**What is being asked:** Scan each line of the records for the word "color" and extract the ones that have it.

::::

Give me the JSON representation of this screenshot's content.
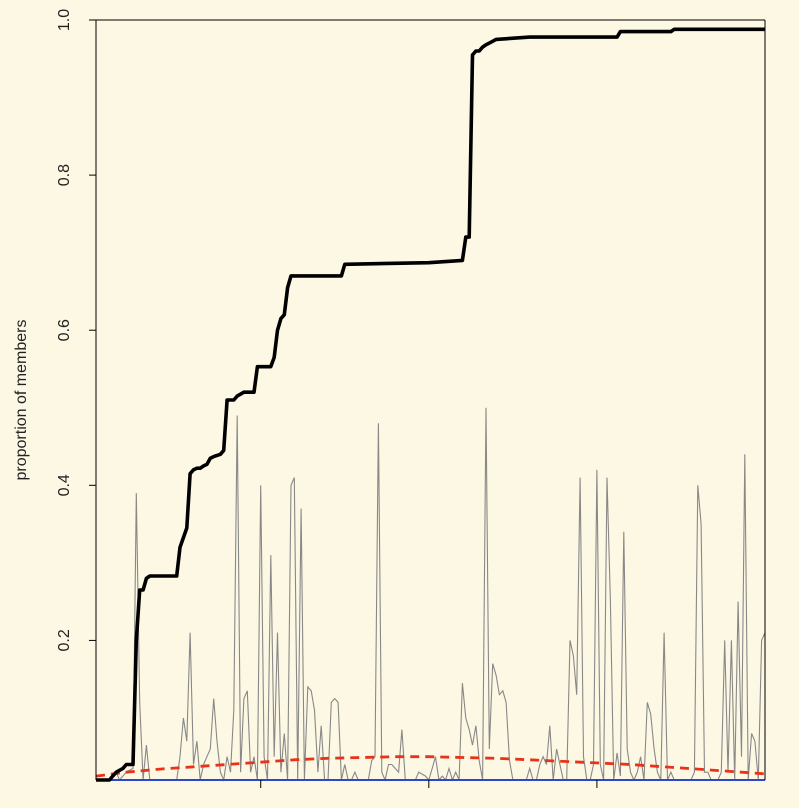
{
  "chart_data": {
    "type": "line",
    "title": "",
    "xlabel": "",
    "ylabel": "proportion of members",
    "xlim": [
      1,
      200
    ],
    "ylim": [
      0.02,
      1.0
    ],
    "yticks": [
      0.2,
      0.4,
      0.6,
      0.8,
      1.0
    ],
    "ytick_labels": [
      "0.2",
      "0.4",
      "0.6",
      "0.8",
      "1.0"
    ],
    "xticks": [
      50,
      100,
      150
    ],
    "grid": false,
    "legend": "none",
    "series": [
      {
        "style": "cumulative",
        "color": "#000000",
        "points": [
          [
            1,
            0.02
          ],
          [
            5,
            0.02
          ],
          [
            7,
            0.03
          ],
          [
            9,
            0.035
          ],
          [
            10,
            0.04
          ],
          [
            12,
            0.04
          ],
          [
            13,
            0.2
          ],
          [
            14,
            0.265
          ],
          [
            15,
            0.265
          ],
          [
            16,
            0.28
          ],
          [
            17,
            0.283
          ],
          [
            18,
            0.283
          ],
          [
            25,
            0.283
          ],
          [
            26,
            0.32
          ],
          [
            28,
            0.345
          ],
          [
            29,
            0.415
          ],
          [
            30,
            0.42
          ],
          [
            31,
            0.422
          ],
          [
            32,
            0.422
          ],
          [
            33,
            0.425
          ],
          [
            34,
            0.427
          ],
          [
            35,
            0.435
          ],
          [
            36,
            0.437
          ],
          [
            38,
            0.44
          ],
          [
            39,
            0.445
          ],
          [
            40,
            0.51
          ],
          [
            42,
            0.51
          ],
          [
            43,
            0.515
          ],
          [
            45,
            0.52
          ],
          [
            48,
            0.52
          ],
          [
            49,
            0.553
          ],
          [
            53,
            0.553
          ],
          [
            54,
            0.565
          ],
          [
            55,
            0.6
          ],
          [
            56,
            0.615
          ],
          [
            57,
            0.62
          ],
          [
            58,
            0.655
          ],
          [
            59,
            0.67
          ],
          [
            74,
            0.67
          ],
          [
            75,
            0.685
          ],
          [
            100,
            0.687
          ],
          [
            110,
            0.69
          ],
          [
            111,
            0.72
          ],
          [
            112,
            0.72
          ],
          [
            113,
            0.955
          ],
          [
            114,
            0.96
          ],
          [
            115,
            0.96
          ],
          [
            116,
            0.965
          ],
          [
            117,
            0.968
          ],
          [
            120,
            0.975
          ],
          [
            130,
            0.978
          ],
          [
            145,
            0.978
          ],
          [
            156,
            0.978
          ],
          [
            157,
            0.985
          ],
          [
            172,
            0.985
          ],
          [
            173,
            0.988
          ],
          [
            200,
            0.988
          ]
        ]
      },
      {
        "style": "per-step",
        "color": "#888888",
        "points": [
          [
            1,
            0.02
          ],
          [
            5,
            0.02
          ],
          [
            7,
            0.03
          ],
          [
            8,
            0.02
          ],
          [
            10,
            0.03
          ],
          [
            12,
            0.035
          ],
          [
            13,
            0.39
          ],
          [
            14,
            0.12
          ],
          [
            15,
            0.02
          ],
          [
            16,
            0.065
          ],
          [
            17,
            0.02
          ],
          [
            18,
            0.02
          ],
          [
            20,
            0.02
          ],
          [
            24,
            0.02
          ],
          [
            25,
            0.02
          ],
          [
            26,
            0.05
          ],
          [
            27,
            0.1
          ],
          [
            28,
            0.07
          ],
          [
            29,
            0.21
          ],
          [
            30,
            0.04
          ],
          [
            31,
            0.07
          ],
          [
            32,
            0.02
          ],
          [
            33,
            0.04
          ],
          [
            34,
            0.05
          ],
          [
            35,
            0.06
          ],
          [
            36,
            0.125
          ],
          [
            37,
            0.07
          ],
          [
            38,
            0.03
          ],
          [
            39,
            0.02
          ],
          [
            40,
            0.05
          ],
          [
            41,
            0.03
          ],
          [
            42,
            0.11
          ],
          [
            43,
            0.49
          ],
          [
            44,
            0.03
          ],
          [
            45,
            0.125
          ],
          [
            46,
            0.135
          ],
          [
            47,
            0.03
          ],
          [
            48,
            0.05
          ],
          [
            49,
            0.02
          ],
          [
            50,
            0.4
          ],
          [
            51,
            0.05
          ],
          [
            52,
            0.02
          ],
          [
            53,
            0.31
          ],
          [
            54,
            0.05
          ],
          [
            55,
            0.21
          ],
          [
            56,
            0.03
          ],
          [
            57,
            0.08
          ],
          [
            58,
            0.02
          ],
          [
            59,
            0.4
          ],
          [
            60,
            0.41
          ],
          [
            61,
            0.02
          ],
          [
            62,
            0.37
          ],
          [
            63,
            0.02
          ],
          [
            64,
            0.14
          ],
          [
            65,
            0.135
          ],
          [
            66,
            0.11
          ],
          [
            67,
            0.03
          ],
          [
            68,
            0.09
          ],
          [
            69,
            0.02
          ],
          [
            70,
            0.02
          ],
          [
            71,
            0.12
          ],
          [
            72,
            0.125
          ],
          [
            73,
            0.12
          ],
          [
            74,
            0.02
          ],
          [
            75,
            0.04
          ],
          [
            76,
            0.02
          ],
          [
            77,
            0.02
          ],
          [
            78,
            0.03
          ],
          [
            79,
            0.02
          ],
          [
            82,
            0.02
          ],
          [
            83,
            0.045
          ],
          [
            84,
            0.05
          ],
          [
            85,
            0.48
          ],
          [
            86,
            0.03
          ],
          [
            87,
            0.02
          ],
          [
            88,
            0.04
          ],
          [
            89,
            0.04
          ],
          [
            90,
            0.035
          ],
          [
            91,
            0.03
          ],
          [
            92,
            0.085
          ],
          [
            93,
            0.02
          ],
          [
            94,
            0.02
          ],
          [
            96,
            0.02
          ],
          [
            97,
            0.03
          ],
          [
            99,
            0.025
          ],
          [
            100,
            0.02
          ],
          [
            101,
            0.035
          ],
          [
            102,
            0.05
          ],
          [
            103,
            0.02
          ],
          [
            104,
            0.025
          ],
          [
            105,
            0.02
          ],
          [
            106,
            0.035
          ],
          [
            107,
            0.02
          ],
          [
            108,
            0.03
          ],
          [
            109,
            0.02
          ],
          [
            110,
            0.145
          ],
          [
            111,
            0.1
          ],
          [
            112,
            0.085
          ],
          [
            113,
            0.065
          ],
          [
            114,
            0.09
          ],
          [
            115,
            0.045
          ],
          [
            116,
            0.02
          ],
          [
            117,
            0.5
          ],
          [
            118,
            0.06
          ],
          [
            119,
            0.17
          ],
          [
            120,
            0.155
          ],
          [
            121,
            0.13
          ],
          [
            122,
            0.135
          ],
          [
            123,
            0.12
          ],
          [
            124,
            0.045
          ],
          [
            125,
            0.02
          ],
          [
            126,
            0.02
          ],
          [
            127,
            0.02
          ],
          [
            128,
            0.02
          ],
          [
            129,
            0.02
          ],
          [
            130,
            0.035
          ],
          [
            131,
            0.02
          ],
          [
            132,
            0.02
          ],
          [
            133,
            0.04
          ],
          [
            134,
            0.05
          ],
          [
            135,
            0.04
          ],
          [
            136,
            0.09
          ],
          [
            137,
            0.02
          ],
          [
            138,
            0.06
          ],
          [
            139,
            0.04
          ],
          [
            140,
            0.02
          ],
          [
            141,
            0.02
          ],
          [
            142,
            0.2
          ],
          [
            143,
            0.18
          ],
          [
            144,
            0.13
          ],
          [
            145,
            0.41
          ],
          [
            146,
            0.05
          ],
          [
            147,
            0.02
          ],
          [
            148,
            0.02
          ],
          [
            149,
            0.04
          ],
          [
            150,
            0.42
          ],
          [
            151,
            0.04
          ],
          [
            152,
            0.02
          ],
          [
            153,
            0.41
          ],
          [
            154,
            0.25
          ],
          [
            155,
            0.02
          ],
          [
            156,
            0.055
          ],
          [
            157,
            0.025
          ],
          [
            158,
            0.34
          ],
          [
            159,
            0.06
          ],
          [
            160,
            0.03
          ],
          [
            161,
            0.02
          ],
          [
            162,
            0.03
          ],
          [
            163,
            0.05
          ],
          [
            164,
            0.02
          ],
          [
            165,
            0.12
          ],
          [
            166,
            0.105
          ],
          [
            167,
            0.06
          ],
          [
            168,
            0.03
          ],
          [
            169,
            0.02
          ],
          [
            170,
            0.21
          ],
          [
            171,
            0.02
          ],
          [
            172,
            0.03
          ],
          [
            173,
            0.02
          ],
          [
            174,
            0.02
          ],
          [
            175,
            0.02
          ],
          [
            176,
            0.02
          ],
          [
            177,
            0.02
          ],
          [
            178,
            0.02
          ],
          [
            179,
            0.03
          ],
          [
            180,
            0.4
          ],
          [
            181,
            0.35
          ],
          [
            182,
            0.03
          ],
          [
            183,
            0.03
          ],
          [
            184,
            0.02
          ],
          [
            185,
            0.02
          ],
          [
            186,
            0.02
          ],
          [
            187,
            0.03
          ],
          [
            188,
            0.2
          ],
          [
            189,
            0.03
          ],
          [
            190,
            0.2
          ],
          [
            191,
            0.02
          ],
          [
            192,
            0.25
          ],
          [
            193,
            0.05
          ],
          [
            194,
            0.44
          ],
          [
            195,
            0.02
          ],
          [
            196,
            0.08
          ],
          [
            197,
            0.07
          ],
          [
            198,
            0.02
          ],
          [
            199,
            0.2
          ],
          [
            200,
            0.21
          ]
        ]
      },
      {
        "style": "expected-dashed",
        "color": "#e8321a",
        "points": [
          [
            1,
            0.025
          ],
          [
            10,
            0.03
          ],
          [
            20,
            0.034
          ],
          [
            30,
            0.037
          ],
          [
            40,
            0.04
          ],
          [
            50,
            0.043
          ],
          [
            60,
            0.046
          ],
          [
            70,
            0.048
          ],
          [
            80,
            0.049
          ],
          [
            90,
            0.05
          ],
          [
            100,
            0.05
          ],
          [
            110,
            0.049
          ],
          [
            120,
            0.048
          ],
          [
            130,
            0.046
          ],
          [
            140,
            0.044
          ],
          [
            150,
            0.042
          ],
          [
            160,
            0.04
          ],
          [
            170,
            0.037
          ],
          [
            180,
            0.034
          ],
          [
            190,
            0.031
          ],
          [
            200,
            0.028
          ]
        ]
      },
      {
        "style": "baseline",
        "color": "#2c48c8",
        "points": [
          [
            1,
            0.02
          ],
          [
            200,
            0.02
          ]
        ]
      }
    ]
  }
}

::::

**Response below:**
        "color": "#000000",
        "color": "#888888",
        "color": "#e8321a",
        "color": "#2c48c8",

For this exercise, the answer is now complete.